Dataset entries
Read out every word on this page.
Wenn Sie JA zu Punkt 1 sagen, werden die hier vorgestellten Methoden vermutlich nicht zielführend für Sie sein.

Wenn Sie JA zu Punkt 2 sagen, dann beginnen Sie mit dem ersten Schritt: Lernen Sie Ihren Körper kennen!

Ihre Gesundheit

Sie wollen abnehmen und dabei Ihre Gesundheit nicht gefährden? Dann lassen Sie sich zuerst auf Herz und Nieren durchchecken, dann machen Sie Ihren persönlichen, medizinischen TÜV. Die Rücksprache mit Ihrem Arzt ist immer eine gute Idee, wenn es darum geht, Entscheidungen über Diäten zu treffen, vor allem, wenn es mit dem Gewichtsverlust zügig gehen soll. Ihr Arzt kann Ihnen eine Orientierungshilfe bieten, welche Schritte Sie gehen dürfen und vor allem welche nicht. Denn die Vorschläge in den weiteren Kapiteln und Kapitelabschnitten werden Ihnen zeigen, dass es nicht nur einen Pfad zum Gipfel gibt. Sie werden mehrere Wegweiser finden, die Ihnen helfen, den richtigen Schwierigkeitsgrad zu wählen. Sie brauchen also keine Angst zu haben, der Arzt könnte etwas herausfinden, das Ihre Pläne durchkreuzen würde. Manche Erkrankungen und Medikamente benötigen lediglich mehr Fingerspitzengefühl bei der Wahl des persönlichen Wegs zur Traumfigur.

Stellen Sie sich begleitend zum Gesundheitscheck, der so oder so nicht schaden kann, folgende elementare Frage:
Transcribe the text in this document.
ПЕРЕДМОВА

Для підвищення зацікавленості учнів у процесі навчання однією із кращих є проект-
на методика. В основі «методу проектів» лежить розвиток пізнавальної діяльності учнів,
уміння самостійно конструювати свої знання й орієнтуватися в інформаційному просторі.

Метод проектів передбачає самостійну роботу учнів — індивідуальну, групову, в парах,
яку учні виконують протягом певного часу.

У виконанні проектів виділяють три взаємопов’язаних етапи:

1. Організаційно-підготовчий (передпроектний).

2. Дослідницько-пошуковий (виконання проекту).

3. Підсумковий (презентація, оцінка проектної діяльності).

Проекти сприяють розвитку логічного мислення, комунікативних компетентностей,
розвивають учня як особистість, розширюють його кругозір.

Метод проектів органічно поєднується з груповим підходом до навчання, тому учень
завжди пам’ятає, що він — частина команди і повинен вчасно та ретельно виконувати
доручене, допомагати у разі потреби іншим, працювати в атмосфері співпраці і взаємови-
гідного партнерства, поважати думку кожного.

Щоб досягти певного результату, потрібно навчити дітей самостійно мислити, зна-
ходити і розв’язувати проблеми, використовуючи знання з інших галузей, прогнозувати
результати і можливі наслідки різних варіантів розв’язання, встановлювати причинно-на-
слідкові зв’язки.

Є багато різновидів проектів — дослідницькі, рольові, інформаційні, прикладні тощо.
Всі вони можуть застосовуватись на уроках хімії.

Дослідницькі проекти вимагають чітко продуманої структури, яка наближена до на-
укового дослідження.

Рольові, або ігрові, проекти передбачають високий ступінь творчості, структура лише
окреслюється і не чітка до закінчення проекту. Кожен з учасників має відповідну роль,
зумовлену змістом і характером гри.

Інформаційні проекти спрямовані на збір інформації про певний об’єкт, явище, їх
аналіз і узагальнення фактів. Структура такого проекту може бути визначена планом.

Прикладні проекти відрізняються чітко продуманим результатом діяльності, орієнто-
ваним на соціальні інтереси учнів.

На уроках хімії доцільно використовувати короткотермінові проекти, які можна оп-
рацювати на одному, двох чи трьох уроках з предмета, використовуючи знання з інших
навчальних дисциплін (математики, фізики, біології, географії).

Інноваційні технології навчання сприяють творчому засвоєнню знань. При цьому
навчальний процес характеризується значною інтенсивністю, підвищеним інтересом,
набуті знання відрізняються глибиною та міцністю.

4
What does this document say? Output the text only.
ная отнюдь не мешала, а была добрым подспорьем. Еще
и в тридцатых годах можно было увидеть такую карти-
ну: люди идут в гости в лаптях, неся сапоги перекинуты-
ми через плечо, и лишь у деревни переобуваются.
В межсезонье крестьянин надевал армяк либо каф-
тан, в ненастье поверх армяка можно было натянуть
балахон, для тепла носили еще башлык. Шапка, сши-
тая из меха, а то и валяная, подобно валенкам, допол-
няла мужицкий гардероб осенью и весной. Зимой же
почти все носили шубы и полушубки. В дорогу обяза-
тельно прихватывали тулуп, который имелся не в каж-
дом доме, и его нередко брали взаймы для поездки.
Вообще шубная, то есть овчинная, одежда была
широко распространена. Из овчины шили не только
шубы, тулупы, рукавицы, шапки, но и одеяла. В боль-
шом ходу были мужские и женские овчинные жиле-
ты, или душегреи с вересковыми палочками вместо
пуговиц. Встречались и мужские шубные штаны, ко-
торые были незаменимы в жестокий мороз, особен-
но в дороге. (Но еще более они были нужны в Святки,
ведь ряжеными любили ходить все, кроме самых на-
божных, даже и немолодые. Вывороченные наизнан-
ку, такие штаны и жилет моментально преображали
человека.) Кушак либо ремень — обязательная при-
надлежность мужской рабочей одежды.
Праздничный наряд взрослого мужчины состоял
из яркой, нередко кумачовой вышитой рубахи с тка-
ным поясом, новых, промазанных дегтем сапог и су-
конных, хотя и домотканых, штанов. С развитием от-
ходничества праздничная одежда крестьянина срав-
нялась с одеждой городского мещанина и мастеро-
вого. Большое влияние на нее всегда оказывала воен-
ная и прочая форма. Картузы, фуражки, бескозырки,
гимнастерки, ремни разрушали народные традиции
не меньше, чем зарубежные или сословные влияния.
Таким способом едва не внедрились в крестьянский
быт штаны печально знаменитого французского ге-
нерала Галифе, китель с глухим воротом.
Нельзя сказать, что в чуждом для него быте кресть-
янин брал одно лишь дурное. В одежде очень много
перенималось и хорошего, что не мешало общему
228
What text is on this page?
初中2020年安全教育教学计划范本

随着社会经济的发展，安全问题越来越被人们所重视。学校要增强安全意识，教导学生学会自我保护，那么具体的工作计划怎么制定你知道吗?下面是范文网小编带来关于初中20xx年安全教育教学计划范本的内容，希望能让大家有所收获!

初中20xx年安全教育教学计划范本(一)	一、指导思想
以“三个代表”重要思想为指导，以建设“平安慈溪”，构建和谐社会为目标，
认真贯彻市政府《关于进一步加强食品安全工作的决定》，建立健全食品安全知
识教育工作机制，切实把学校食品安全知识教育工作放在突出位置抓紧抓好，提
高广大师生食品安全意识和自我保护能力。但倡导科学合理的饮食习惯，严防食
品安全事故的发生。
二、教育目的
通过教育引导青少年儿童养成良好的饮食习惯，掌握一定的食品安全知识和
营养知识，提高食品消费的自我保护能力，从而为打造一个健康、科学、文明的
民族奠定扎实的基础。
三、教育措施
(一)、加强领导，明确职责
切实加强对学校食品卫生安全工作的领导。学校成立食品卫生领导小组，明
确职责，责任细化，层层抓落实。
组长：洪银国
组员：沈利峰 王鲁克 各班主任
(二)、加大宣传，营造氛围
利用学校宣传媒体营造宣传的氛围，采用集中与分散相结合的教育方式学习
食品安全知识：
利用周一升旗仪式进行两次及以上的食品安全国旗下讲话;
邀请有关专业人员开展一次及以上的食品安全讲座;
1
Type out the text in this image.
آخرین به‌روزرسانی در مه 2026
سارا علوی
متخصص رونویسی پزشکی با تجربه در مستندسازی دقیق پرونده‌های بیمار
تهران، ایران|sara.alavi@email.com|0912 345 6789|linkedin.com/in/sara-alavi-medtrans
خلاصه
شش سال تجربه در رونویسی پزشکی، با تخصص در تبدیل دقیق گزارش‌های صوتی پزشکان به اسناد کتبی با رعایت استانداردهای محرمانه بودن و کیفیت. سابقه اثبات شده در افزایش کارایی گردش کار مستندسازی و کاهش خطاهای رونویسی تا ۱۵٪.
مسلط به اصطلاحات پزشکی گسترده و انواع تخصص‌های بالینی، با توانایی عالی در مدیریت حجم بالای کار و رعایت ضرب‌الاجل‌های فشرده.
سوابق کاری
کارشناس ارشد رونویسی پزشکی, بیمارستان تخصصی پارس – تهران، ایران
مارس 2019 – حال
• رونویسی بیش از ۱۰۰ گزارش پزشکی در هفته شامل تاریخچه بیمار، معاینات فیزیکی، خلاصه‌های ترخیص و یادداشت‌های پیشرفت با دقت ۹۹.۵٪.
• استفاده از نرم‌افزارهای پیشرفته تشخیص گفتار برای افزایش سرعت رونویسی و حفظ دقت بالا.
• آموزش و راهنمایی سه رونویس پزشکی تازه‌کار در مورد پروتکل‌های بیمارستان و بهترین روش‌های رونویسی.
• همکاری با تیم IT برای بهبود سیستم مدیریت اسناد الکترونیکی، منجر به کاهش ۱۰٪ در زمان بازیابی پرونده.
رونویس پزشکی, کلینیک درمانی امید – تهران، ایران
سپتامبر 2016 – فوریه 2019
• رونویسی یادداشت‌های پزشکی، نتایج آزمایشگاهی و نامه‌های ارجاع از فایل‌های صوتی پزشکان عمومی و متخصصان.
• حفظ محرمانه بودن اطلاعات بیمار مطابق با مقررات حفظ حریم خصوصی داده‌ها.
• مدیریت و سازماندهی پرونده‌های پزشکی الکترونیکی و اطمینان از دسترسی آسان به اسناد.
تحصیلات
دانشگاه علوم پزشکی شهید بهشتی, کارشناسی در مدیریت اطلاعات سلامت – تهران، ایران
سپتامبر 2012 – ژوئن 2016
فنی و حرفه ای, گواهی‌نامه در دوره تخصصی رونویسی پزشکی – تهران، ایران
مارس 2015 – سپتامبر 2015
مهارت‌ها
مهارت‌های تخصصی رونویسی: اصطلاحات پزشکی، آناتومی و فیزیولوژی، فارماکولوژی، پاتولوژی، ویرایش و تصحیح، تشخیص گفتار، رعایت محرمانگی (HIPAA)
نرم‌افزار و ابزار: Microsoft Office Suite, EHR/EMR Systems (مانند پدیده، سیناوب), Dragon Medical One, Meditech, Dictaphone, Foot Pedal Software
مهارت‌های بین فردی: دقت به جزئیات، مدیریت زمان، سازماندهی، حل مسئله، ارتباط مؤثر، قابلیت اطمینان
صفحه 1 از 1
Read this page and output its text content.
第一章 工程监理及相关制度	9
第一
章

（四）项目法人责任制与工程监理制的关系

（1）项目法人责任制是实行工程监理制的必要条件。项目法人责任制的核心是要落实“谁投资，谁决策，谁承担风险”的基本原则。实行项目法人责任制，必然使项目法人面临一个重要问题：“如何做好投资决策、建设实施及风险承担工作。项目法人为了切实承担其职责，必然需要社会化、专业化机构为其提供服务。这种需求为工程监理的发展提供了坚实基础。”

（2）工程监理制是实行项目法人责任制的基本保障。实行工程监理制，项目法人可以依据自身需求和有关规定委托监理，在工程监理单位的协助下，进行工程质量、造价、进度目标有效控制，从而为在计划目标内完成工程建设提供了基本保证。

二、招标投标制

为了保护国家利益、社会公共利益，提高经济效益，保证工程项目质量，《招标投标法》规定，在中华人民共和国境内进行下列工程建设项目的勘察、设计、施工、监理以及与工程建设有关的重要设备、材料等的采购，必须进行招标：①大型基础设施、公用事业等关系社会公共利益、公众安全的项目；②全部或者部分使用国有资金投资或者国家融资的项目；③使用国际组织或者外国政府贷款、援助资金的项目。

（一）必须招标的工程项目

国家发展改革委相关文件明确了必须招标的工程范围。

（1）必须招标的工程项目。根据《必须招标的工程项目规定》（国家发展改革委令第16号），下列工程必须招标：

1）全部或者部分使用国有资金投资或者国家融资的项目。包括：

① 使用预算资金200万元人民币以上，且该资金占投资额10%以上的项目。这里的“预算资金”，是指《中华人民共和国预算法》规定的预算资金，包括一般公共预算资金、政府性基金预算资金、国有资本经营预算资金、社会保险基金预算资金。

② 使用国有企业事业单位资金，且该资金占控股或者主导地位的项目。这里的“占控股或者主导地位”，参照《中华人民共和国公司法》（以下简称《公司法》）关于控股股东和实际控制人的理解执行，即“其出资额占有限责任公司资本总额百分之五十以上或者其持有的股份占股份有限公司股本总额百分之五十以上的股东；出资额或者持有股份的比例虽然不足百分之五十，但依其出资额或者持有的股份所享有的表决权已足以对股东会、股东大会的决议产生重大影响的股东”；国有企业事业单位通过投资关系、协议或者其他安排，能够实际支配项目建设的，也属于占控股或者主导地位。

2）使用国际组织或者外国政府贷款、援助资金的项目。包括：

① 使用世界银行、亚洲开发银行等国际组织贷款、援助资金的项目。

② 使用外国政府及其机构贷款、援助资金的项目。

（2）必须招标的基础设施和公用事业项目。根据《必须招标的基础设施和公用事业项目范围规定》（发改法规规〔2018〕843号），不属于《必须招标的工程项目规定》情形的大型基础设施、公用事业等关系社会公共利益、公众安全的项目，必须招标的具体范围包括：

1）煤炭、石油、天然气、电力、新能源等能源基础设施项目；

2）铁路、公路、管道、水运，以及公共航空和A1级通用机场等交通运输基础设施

WHAT TO WORK ON. In the entries above, identify every line with the string "محرمانه".

TASK RESPONSE.
شش سال تجربه در رونویسی پزشکی، با تخصص در تبدیل دقیق گزارش‌های صوتی پزشکان به اسناد کتبی با رعایت استانداردهای محرمانه بودن و کیفیت. سابقه اثبات شده در افزایش کارایی گردش کار مستندسازی و کاهش خطاهای رونویسی تا ۱۵٪.
• حفظ محرمانه بودن اطلاعات بیمار مطابق با مقررات حفظ حریم خصوصی داده‌ها.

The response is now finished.